Exercise prompt:
Look through the lines below and extract each one that contains "Answer".

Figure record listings
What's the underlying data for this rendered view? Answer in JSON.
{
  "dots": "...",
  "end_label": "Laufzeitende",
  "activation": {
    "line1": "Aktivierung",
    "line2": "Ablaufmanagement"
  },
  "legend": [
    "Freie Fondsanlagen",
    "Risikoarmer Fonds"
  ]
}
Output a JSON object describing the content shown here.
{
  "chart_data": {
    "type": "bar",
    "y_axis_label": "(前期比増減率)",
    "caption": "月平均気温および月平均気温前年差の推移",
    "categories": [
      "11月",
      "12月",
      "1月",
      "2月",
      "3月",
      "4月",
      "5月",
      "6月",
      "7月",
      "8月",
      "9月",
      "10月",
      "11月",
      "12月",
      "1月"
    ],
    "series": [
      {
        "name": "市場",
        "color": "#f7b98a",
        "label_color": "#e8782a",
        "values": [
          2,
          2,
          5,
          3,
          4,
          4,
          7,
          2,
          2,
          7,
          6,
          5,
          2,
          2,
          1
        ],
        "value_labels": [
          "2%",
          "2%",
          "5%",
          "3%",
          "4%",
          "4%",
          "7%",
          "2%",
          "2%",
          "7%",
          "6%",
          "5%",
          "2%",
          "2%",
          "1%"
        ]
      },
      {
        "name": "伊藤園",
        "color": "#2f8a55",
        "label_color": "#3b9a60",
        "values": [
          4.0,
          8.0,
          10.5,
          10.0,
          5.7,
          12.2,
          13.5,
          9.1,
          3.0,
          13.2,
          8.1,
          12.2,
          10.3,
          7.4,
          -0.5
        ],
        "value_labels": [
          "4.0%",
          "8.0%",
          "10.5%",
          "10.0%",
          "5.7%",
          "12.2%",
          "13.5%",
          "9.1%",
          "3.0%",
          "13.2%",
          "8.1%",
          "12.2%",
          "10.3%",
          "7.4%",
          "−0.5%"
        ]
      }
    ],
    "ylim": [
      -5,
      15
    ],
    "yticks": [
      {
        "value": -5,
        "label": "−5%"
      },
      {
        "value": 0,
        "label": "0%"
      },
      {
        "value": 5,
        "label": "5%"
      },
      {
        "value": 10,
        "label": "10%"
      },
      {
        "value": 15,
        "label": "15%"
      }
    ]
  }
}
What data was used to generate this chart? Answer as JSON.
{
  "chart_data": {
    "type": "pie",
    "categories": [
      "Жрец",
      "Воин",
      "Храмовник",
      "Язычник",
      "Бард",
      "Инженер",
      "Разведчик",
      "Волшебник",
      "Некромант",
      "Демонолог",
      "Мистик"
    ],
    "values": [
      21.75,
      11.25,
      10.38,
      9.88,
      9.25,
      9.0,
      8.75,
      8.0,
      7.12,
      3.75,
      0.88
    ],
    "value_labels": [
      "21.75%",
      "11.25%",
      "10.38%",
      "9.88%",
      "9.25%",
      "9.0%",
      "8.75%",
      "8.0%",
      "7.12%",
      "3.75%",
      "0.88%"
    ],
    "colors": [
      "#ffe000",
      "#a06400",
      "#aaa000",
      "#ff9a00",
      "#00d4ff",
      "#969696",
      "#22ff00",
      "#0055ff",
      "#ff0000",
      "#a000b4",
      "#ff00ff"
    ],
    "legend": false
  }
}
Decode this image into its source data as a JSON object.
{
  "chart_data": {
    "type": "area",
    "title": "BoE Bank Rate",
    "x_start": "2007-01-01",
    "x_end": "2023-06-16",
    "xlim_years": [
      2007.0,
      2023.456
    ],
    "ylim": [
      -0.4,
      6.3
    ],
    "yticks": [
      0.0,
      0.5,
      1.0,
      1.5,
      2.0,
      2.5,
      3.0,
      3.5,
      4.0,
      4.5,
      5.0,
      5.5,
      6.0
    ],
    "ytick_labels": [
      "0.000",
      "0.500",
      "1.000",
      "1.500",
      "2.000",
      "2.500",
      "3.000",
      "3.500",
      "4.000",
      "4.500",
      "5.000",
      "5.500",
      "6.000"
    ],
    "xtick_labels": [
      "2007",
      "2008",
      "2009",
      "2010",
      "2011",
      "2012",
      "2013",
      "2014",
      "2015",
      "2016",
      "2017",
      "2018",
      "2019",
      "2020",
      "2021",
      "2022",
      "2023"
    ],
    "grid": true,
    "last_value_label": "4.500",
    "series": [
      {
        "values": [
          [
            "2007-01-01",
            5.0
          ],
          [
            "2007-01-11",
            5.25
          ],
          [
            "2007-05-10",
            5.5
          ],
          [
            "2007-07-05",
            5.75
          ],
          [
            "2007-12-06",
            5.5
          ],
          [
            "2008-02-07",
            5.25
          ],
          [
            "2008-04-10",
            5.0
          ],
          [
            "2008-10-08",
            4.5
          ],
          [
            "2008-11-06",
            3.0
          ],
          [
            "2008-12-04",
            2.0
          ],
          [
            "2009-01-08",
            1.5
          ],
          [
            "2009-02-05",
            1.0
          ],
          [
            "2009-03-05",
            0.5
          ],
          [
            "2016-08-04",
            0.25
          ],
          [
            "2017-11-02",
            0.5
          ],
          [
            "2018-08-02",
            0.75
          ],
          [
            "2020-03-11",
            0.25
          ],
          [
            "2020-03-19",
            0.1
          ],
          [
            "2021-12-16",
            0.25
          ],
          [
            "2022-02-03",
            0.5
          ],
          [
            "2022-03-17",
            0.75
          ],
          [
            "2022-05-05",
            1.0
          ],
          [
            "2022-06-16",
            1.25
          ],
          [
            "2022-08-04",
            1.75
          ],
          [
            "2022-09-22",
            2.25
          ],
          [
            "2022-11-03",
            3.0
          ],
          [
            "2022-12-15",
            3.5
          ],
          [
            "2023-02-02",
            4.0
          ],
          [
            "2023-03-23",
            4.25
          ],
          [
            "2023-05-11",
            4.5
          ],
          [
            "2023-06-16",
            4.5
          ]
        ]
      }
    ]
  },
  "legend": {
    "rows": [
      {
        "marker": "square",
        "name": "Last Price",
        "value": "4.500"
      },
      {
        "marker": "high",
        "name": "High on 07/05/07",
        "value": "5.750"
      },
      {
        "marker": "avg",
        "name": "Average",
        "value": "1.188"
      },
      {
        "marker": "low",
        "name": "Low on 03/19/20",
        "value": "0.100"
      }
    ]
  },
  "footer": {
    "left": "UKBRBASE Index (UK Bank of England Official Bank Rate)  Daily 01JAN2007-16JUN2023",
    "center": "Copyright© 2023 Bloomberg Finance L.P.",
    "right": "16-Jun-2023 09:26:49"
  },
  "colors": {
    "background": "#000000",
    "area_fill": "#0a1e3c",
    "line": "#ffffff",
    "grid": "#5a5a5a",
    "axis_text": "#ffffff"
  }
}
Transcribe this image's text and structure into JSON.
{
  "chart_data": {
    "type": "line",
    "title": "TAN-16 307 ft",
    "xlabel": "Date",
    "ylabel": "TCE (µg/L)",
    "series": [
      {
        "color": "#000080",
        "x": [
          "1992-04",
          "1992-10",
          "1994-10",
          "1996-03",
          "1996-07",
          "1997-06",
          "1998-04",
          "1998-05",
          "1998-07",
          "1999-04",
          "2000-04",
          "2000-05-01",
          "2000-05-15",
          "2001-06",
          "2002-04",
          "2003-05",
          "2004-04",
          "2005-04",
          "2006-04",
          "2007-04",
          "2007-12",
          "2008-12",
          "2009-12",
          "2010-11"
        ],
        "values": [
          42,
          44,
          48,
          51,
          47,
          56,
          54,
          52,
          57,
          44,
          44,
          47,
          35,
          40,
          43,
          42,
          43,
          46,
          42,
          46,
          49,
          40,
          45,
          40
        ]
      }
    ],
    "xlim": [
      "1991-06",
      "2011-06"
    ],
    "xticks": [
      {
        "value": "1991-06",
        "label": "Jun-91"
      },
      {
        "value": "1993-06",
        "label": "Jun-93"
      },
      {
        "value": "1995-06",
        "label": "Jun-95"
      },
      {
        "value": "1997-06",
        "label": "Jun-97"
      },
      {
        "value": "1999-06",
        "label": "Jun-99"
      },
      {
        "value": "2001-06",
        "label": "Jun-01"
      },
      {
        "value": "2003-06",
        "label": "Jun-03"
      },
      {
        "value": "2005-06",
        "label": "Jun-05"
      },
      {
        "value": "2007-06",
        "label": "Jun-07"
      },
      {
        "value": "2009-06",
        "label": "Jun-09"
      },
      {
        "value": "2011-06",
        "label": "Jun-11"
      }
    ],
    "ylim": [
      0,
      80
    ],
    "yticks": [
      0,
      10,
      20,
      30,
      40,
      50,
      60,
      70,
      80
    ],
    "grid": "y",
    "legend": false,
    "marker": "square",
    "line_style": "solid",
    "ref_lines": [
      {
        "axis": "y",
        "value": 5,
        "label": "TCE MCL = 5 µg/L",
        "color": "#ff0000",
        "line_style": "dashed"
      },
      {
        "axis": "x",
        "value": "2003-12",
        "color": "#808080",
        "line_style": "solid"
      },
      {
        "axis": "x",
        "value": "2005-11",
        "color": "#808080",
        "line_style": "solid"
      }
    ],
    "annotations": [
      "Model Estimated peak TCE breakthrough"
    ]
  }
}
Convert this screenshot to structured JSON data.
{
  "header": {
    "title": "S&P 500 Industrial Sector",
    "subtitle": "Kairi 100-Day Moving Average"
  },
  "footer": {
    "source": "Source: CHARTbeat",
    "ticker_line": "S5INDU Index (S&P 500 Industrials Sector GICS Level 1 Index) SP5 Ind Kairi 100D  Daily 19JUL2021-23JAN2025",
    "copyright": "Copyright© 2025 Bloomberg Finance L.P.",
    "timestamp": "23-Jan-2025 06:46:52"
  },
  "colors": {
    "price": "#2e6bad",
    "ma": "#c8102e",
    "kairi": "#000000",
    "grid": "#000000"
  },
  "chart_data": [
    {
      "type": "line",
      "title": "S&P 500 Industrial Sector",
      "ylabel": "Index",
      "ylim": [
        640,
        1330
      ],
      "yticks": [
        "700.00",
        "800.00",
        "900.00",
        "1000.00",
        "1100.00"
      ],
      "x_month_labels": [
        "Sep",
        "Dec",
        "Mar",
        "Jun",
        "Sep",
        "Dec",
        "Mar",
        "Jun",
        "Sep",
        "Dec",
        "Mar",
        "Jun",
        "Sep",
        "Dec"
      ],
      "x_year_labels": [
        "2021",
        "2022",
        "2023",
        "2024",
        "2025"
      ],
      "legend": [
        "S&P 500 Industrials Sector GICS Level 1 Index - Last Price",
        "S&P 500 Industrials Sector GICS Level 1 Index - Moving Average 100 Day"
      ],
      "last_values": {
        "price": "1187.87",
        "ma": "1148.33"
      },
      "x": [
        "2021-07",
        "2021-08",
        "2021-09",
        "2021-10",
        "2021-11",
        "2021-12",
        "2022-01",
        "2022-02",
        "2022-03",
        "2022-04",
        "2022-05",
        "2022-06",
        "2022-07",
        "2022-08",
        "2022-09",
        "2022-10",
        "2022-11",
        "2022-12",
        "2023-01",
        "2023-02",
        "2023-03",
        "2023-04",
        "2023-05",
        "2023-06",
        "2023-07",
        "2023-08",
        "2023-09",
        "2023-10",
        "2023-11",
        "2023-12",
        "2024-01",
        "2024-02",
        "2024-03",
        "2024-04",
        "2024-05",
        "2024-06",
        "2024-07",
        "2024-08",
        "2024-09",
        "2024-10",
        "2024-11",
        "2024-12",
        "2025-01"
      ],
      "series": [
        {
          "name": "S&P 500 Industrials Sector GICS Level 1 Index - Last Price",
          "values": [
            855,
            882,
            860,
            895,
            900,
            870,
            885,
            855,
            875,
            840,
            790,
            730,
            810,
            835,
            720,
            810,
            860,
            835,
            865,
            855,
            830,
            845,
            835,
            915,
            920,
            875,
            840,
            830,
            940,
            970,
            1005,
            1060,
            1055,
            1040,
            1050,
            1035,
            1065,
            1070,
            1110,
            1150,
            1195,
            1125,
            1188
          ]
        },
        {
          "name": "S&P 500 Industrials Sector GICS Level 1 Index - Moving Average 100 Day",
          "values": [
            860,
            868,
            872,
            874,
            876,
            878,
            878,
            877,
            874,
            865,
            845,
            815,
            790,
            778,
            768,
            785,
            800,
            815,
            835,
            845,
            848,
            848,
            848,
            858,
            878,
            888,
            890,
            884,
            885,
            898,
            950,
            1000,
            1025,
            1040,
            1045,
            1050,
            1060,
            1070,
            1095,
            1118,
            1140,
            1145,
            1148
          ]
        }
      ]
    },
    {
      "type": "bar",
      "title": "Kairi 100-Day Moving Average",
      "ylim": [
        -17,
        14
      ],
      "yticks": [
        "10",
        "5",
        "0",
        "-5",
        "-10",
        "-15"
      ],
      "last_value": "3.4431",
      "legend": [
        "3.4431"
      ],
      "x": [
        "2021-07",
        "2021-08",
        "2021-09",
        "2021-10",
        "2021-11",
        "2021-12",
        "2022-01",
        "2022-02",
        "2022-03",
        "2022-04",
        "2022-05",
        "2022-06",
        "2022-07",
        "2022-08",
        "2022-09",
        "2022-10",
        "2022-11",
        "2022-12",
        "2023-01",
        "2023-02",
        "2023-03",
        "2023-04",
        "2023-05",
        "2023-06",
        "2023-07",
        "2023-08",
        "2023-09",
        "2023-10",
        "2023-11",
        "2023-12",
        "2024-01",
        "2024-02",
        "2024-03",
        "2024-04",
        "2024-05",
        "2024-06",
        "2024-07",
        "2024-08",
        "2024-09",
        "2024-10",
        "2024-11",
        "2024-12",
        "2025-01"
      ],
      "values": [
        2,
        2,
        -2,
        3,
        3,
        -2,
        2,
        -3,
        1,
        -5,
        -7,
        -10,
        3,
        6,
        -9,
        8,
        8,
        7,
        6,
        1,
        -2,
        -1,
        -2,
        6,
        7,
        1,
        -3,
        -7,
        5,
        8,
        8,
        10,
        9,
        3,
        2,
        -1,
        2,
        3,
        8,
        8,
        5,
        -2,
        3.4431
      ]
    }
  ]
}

Response:
What's the underlying data for this rendered view? Answer in JSON.
What data was used to generate this chart? Answer as JSON.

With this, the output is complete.